● **YOUR TASK**: Without including the pictures, copy out every line below.

● **PROVIDED MATERIAL**:
++++
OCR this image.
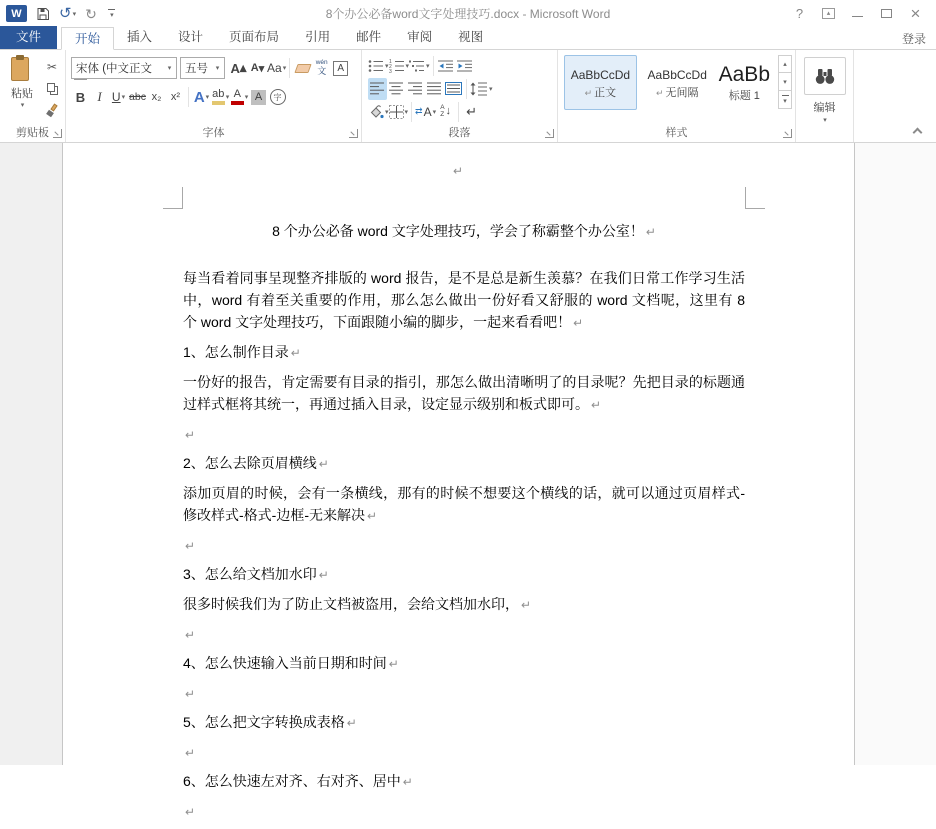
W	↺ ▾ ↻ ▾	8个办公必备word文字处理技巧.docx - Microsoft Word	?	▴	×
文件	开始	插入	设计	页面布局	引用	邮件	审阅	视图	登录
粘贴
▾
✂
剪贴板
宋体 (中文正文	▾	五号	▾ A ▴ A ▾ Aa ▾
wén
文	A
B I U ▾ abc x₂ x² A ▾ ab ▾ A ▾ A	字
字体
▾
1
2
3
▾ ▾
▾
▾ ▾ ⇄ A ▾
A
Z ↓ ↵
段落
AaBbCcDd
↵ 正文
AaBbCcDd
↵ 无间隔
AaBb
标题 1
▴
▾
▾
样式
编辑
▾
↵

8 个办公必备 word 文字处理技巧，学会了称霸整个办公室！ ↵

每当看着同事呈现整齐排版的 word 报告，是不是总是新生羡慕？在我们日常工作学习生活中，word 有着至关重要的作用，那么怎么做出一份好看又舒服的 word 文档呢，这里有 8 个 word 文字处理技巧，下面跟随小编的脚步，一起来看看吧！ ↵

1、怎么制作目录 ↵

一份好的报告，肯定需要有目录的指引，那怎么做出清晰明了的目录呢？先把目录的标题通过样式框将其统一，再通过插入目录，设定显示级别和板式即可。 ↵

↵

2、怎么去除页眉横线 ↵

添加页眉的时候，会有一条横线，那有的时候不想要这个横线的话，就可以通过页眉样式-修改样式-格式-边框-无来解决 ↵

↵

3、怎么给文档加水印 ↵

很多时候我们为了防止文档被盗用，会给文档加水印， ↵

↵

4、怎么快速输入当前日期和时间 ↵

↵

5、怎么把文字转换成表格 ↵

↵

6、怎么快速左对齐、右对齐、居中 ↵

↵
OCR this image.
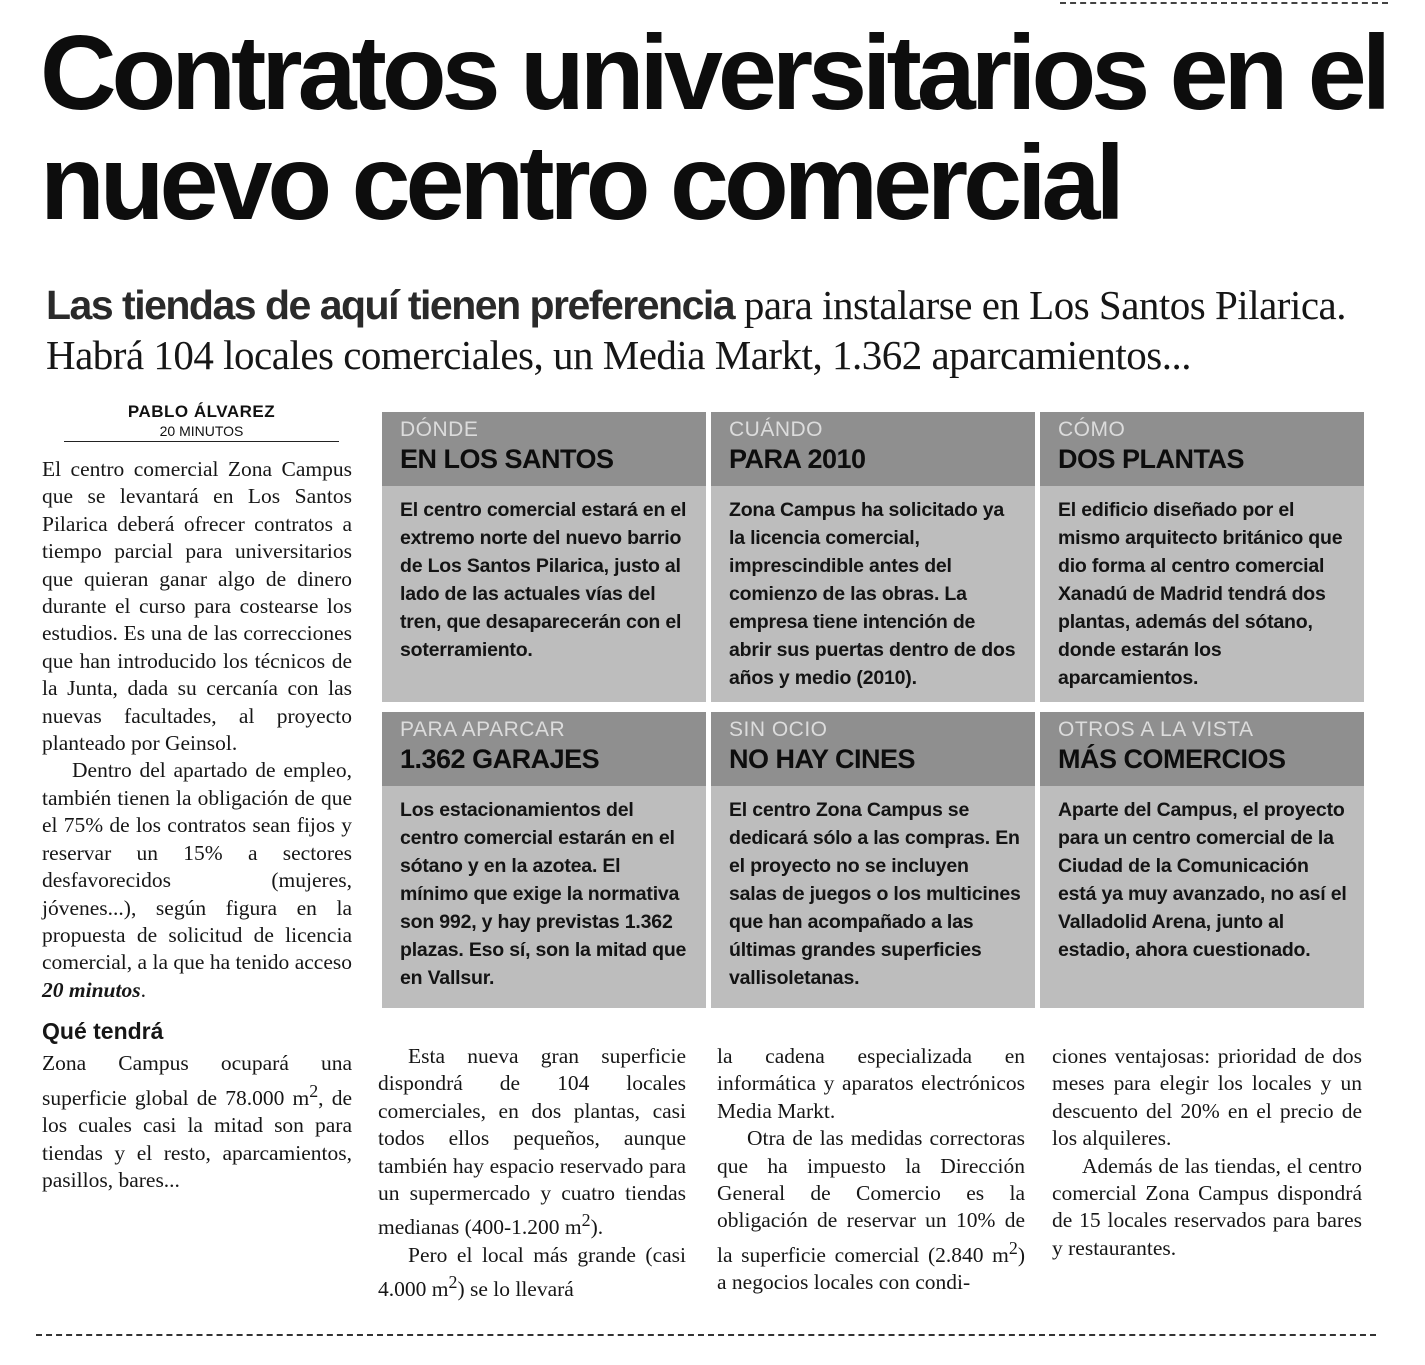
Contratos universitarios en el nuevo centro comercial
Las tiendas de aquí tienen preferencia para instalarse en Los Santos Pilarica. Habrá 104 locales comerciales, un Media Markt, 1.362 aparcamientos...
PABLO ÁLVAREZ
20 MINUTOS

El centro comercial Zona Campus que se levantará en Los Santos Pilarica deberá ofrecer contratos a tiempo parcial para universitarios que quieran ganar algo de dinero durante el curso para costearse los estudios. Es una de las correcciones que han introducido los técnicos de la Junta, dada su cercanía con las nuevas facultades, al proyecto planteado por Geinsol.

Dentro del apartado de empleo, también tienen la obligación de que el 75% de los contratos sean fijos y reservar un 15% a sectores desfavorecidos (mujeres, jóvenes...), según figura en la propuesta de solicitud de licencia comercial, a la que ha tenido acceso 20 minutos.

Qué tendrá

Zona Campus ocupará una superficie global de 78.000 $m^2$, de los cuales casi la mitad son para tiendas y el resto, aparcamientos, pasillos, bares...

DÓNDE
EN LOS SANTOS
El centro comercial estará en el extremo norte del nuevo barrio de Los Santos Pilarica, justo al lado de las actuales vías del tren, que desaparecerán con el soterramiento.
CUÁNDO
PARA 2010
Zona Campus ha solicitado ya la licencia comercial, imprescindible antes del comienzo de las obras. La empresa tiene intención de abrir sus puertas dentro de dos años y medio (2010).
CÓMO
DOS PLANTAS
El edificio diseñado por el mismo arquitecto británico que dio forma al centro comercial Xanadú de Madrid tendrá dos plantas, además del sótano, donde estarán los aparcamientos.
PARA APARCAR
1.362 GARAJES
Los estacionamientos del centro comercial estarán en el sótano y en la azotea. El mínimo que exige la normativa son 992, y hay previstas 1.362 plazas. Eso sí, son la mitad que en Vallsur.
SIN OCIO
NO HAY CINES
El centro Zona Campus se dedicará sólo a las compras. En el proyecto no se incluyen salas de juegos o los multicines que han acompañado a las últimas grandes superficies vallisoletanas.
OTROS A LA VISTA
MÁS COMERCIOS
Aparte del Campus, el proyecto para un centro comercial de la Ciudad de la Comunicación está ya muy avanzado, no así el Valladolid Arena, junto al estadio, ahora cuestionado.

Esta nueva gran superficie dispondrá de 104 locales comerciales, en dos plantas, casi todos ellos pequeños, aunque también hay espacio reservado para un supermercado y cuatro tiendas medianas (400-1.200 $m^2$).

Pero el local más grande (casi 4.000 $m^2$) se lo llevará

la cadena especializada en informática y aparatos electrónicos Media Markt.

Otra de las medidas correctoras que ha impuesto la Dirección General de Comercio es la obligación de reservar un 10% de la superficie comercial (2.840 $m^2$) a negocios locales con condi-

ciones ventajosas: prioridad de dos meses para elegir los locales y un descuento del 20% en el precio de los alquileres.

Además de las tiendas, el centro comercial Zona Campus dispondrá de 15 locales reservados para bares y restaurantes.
++++
● **RESULT**:
OCR this image.
W	↺ ▾ ↻ ▾	8个办公必备word文字处理技巧.docx - Microsoft Word	?	▴	×
文件	开始	插入	设计	页面布局	引用	邮件	审阅	视图	登录
粘贴
▾
✂
剪贴板
宋体 (中文正文	▾	五号	▾ A ▴ A ▾ Aa ▾
wén
文	A
B I U ▾ abc x₂ x² A ▾ ab ▾ A ▾ A	字
字体
▾
1
2
3
▾ ▾
▾
▾ ▾ ⇄ A ▾
A
Z ↓ ↵
段落
AaBbCcDd
↵ 正文
AaBbCcDd
↵ 无间隔
AaBb
标题 1
▴
▾
▾
样式
编辑
▾
↵

8 个办公必备 word 文字处理技巧，学会了称霸整个办公室！ ↵

每当看着同事呈现整齐排版的 word 报告，是不是总是新生羡慕？在我们日常工作学习生活中，word 有着至关重要的作用，那么怎么做出一份好看又舒服的 word 文档呢，这里有 8 个 word 文字处理技巧，下面跟随小编的脚步，一起来看看吧！ ↵

1、怎么制作目录 ↵

一份好的报告，肯定需要有目录的指引，那怎么做出清晰明了的目录呢？先把目录的标题通过样式框将其统一，再通过插入目录，设定显示级别和板式即可。 ↵

↵

2、怎么去除页眉横线 ↵

添加页眉的时候，会有一条横线，那有的时候不想要这个横线的话，就可以通过页眉样式-修改样式-格式-边框-无来解决 ↵

↵

3、怎么给文档加水印 ↵

很多时候我们为了防止文档被盗用，会给文档加水印， ↵

↵

4、怎么快速输入当前日期和时间 ↵

↵

5、怎么把文字转换成表格 ↵

↵

6、怎么快速左对齐、右对齐、居中 ↵

↵
OCR this image.
Contratos universitarios en el nuevo centro comercial
Las tiendas de aquí tienen preferencia para instalarse en Los Santos Pilarica. Habrá 104 locales comerciales, un Media Markt, 1.362 aparcamientos...
PABLO ÁLVAREZ
20 MINUTOS

El centro comercial Zona Campus que se levantará en Los Santos Pilarica deberá ofrecer contratos a tiempo parcial para universitarios que quieran ganar algo de dinero durante el curso para costearse los estudios. Es una de las correcciones que han introducido los técnicos de la Junta, dada su cercanía con las nuevas facultades, al proyecto planteado por Geinsol.

Dentro del apartado de empleo, también tienen la obligación de que el 75% de los contratos sean fijos y reservar un 15% a sectores desfavorecidos (mujeres, jóvenes...), según figura en la propuesta de solicitud de licencia comercial, a la que ha tenido acceso 20 minutos.

Qué tendrá

Zona Campus ocupará una superficie global de 78.000 $m^2$, de los cuales casi la mitad son para tiendas y el resto, aparcamientos, pasillos, bares...

DÓNDE
EN LOS SANTOS
El centro comercial estará en el extremo norte del nuevo barrio de Los Santos Pilarica, justo al lado de las actuales vías del tren, que desaparecerán con el soterramiento.
CUÁNDO
PARA 2010
Zona Campus ha solicitado ya la licencia comercial, imprescindible antes del comienzo de las obras. La empresa tiene intención de abrir sus puertas dentro de dos años y medio (2010).
CÓMO
DOS PLANTAS
El edificio diseñado por el mismo arquitecto británico que dio forma al centro comercial Xanadú de Madrid tendrá dos plantas, además del sótano, donde estarán los aparcamientos.
PARA APARCAR
1.362 GARAJES
Los estacionamientos del centro comercial estarán en el sótano y en la azotea. El mínimo que exige la normativa son 992, y hay previstas 1.362 plazas. Eso sí, son la mitad que en Vallsur.
SIN OCIO
NO HAY CINES
El centro Zona Campus se dedicará sólo a las compras. En el proyecto no se incluyen salas de juegos o los multicines que han acompañado a las últimas grandes superficies vallisoletanas.
OTROS A LA VISTA
MÁS COMERCIOS
Aparte del Campus, el proyecto para un centro comercial de la Ciudad de la Comunicación está ya muy avanzado, no así el Valladolid Arena, junto al estadio, ahora cuestionado.

Esta nueva gran superficie dispondrá de 104 locales comerciales, en dos plantas, casi todos ellos pequeños, aunque también hay espacio reservado para un supermercado y cuatro tiendas medianas (400-1.200 $m^2$).

Pero el local más grande (casi 4.000 $m^2$) se lo llevará

la cadena especializada en informática y aparatos electrónicos Media Markt.

Otra de las medidas correctoras que ha impuesto la Dirección General de Comercio es la obligación de reservar un 10% de la superficie comercial (2.840 $m^2$) a negocios locales con condi-

ciones ventajosas: prioridad de dos meses para elegir los locales y un descuento del 20% en el precio de los alquileres.

Además de las tiendas, el centro comercial Zona Campus dispondrá de 15 locales reservados para bares y restaurantes.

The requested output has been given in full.